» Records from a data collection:
****************************************

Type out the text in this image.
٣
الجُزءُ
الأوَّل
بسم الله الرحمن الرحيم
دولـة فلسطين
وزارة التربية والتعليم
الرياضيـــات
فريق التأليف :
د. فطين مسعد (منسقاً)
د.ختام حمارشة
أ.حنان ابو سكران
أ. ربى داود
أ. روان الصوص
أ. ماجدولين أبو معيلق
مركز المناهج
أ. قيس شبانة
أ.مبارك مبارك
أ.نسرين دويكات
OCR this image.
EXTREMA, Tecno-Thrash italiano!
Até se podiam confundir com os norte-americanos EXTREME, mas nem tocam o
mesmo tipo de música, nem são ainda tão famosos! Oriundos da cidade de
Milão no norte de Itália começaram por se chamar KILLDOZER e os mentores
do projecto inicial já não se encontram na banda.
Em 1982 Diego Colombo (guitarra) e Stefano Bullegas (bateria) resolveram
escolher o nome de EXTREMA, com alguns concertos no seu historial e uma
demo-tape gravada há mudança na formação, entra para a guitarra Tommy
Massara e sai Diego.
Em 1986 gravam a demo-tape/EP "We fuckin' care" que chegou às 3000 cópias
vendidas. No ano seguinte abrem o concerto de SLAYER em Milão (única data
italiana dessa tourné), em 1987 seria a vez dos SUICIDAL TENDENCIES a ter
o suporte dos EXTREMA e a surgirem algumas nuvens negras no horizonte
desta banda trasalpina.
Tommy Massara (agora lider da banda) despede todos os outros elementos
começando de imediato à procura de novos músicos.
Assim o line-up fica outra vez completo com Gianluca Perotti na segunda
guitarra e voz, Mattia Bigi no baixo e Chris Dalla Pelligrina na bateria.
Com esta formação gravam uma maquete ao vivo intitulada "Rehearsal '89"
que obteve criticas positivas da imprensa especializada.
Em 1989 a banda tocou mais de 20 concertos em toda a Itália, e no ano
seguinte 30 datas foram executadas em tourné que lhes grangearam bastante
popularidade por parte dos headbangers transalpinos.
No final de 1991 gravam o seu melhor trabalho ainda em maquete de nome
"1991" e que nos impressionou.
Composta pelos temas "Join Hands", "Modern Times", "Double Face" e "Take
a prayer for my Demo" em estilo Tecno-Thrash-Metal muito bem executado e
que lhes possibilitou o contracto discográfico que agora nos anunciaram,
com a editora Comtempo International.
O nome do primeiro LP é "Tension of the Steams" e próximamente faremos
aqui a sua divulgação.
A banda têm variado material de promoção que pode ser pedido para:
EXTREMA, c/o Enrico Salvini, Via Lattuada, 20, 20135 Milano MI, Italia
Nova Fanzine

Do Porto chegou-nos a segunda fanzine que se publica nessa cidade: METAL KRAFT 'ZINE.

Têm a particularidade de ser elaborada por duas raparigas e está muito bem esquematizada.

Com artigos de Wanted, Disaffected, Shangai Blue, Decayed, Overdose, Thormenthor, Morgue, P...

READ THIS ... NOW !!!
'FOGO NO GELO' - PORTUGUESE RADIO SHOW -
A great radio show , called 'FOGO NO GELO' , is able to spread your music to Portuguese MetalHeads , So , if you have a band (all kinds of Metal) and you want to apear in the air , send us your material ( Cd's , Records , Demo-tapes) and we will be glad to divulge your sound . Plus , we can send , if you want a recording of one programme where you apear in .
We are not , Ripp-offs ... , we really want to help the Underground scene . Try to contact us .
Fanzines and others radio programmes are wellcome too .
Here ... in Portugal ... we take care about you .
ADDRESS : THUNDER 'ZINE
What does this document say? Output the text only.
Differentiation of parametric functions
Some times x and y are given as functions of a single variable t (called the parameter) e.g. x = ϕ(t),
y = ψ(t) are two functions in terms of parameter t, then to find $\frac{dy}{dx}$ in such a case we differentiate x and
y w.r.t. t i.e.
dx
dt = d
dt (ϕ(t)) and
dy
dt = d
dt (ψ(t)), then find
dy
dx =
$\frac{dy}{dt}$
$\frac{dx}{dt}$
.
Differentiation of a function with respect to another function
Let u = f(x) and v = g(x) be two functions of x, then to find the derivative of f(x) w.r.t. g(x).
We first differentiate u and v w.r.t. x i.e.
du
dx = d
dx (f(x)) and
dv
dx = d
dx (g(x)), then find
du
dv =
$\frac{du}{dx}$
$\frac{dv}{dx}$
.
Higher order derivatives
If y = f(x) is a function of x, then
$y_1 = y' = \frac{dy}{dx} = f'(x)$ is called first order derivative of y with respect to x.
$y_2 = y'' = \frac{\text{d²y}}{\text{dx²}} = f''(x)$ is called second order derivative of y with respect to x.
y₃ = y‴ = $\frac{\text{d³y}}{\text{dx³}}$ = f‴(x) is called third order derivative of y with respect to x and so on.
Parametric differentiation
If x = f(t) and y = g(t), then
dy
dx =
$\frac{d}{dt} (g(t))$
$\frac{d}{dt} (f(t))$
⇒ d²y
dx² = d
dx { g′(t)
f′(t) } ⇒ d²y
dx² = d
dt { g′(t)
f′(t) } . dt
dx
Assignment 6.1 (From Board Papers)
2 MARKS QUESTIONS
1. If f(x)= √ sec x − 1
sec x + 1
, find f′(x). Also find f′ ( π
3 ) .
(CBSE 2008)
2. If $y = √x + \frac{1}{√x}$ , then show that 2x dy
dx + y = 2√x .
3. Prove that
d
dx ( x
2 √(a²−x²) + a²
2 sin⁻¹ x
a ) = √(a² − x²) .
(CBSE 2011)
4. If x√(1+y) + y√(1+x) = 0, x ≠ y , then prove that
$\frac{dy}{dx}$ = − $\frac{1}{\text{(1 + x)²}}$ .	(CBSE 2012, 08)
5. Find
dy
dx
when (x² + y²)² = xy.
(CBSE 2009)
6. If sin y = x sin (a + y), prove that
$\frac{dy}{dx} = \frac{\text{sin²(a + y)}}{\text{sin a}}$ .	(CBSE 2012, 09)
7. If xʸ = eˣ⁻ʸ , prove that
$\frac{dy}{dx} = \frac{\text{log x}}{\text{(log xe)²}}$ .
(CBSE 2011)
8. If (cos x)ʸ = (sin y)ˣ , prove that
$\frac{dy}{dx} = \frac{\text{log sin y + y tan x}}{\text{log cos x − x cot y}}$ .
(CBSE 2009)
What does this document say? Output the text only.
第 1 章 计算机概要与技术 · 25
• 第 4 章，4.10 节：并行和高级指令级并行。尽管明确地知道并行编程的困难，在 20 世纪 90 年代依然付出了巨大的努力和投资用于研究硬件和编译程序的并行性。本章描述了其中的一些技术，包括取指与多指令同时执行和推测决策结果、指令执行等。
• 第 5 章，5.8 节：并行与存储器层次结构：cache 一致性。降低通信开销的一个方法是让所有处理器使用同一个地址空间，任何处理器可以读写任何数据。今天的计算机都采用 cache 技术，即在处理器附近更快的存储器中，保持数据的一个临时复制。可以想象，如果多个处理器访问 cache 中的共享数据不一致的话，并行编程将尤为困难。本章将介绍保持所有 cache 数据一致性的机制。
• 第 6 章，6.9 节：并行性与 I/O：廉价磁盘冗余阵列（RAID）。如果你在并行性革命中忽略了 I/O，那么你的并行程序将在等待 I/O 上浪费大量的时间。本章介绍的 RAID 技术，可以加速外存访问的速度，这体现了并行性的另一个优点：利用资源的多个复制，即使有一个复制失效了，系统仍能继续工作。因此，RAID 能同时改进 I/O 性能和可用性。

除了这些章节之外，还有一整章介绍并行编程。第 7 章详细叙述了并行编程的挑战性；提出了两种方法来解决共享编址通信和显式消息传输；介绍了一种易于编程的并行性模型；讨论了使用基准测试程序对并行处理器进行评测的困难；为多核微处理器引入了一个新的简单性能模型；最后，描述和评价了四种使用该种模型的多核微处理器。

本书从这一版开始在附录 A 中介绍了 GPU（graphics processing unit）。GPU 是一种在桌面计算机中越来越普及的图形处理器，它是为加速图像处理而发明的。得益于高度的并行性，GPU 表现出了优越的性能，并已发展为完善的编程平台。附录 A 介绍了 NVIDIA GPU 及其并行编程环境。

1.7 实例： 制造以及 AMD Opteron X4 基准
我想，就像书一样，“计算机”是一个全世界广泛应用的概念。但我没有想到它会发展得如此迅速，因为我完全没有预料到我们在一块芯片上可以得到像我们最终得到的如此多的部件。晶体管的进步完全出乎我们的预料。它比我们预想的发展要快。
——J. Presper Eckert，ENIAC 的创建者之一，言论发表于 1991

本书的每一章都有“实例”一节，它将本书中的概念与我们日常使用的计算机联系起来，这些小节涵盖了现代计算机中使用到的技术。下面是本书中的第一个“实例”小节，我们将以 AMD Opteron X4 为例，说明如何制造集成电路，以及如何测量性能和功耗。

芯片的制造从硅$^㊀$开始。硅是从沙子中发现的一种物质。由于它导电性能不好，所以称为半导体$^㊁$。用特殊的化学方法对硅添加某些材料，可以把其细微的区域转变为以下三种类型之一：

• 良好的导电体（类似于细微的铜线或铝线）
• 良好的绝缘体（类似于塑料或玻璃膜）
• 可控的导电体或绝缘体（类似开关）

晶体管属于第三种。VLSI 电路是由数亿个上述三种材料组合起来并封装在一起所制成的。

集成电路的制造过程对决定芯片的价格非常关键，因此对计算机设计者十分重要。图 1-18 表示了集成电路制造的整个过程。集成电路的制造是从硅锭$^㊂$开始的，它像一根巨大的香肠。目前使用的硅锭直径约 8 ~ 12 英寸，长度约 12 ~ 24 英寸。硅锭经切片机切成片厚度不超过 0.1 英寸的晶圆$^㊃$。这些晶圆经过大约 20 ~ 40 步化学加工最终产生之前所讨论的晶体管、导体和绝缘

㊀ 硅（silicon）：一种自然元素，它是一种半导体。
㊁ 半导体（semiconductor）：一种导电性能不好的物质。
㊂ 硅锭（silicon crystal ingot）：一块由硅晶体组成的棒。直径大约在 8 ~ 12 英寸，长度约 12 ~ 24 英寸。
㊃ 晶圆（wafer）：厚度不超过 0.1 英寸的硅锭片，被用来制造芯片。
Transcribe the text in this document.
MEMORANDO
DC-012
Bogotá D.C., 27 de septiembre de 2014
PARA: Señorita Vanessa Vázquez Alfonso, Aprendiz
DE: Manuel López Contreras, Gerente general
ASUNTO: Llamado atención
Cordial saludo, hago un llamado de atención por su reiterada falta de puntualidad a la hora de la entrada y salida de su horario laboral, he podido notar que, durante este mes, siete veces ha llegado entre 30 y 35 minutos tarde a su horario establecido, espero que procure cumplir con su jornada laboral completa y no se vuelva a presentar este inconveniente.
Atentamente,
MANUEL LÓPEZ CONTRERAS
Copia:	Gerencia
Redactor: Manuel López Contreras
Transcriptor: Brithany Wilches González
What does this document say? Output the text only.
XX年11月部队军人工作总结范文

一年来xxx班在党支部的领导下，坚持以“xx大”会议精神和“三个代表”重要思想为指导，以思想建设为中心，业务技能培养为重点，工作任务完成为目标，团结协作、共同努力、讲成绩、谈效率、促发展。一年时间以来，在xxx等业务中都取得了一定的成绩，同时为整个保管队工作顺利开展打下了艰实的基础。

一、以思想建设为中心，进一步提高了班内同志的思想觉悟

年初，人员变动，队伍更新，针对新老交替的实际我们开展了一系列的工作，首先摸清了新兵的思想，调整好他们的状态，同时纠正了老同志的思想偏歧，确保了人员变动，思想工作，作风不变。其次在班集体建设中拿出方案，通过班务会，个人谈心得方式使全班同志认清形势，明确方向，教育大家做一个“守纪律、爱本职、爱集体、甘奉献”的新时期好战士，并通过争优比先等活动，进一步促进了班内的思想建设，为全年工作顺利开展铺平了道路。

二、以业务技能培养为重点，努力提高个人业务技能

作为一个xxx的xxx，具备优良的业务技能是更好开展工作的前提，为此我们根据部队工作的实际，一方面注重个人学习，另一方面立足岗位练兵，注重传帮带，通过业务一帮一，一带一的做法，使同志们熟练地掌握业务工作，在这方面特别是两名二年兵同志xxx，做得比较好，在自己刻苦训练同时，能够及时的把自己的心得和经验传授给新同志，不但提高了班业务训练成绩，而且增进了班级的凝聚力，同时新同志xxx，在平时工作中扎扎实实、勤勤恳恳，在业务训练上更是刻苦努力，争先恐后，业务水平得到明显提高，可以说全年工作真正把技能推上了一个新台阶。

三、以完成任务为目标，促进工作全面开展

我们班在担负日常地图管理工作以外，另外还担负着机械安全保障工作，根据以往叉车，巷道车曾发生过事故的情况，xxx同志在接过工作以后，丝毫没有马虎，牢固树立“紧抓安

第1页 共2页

****************************************

» Instructions for the task: From the entries above, copy each line holding "gravam".

» Task output:
Em 1986 gravam a demo-tape/EP "We fuckin' care" que chegou às 3000 cópias
Com esta formação gravam uma maquete ao vivo intitulada "Rehearsal '89"
No final de 1991 gravam o seu melhor trabalho ainda em maquete de nome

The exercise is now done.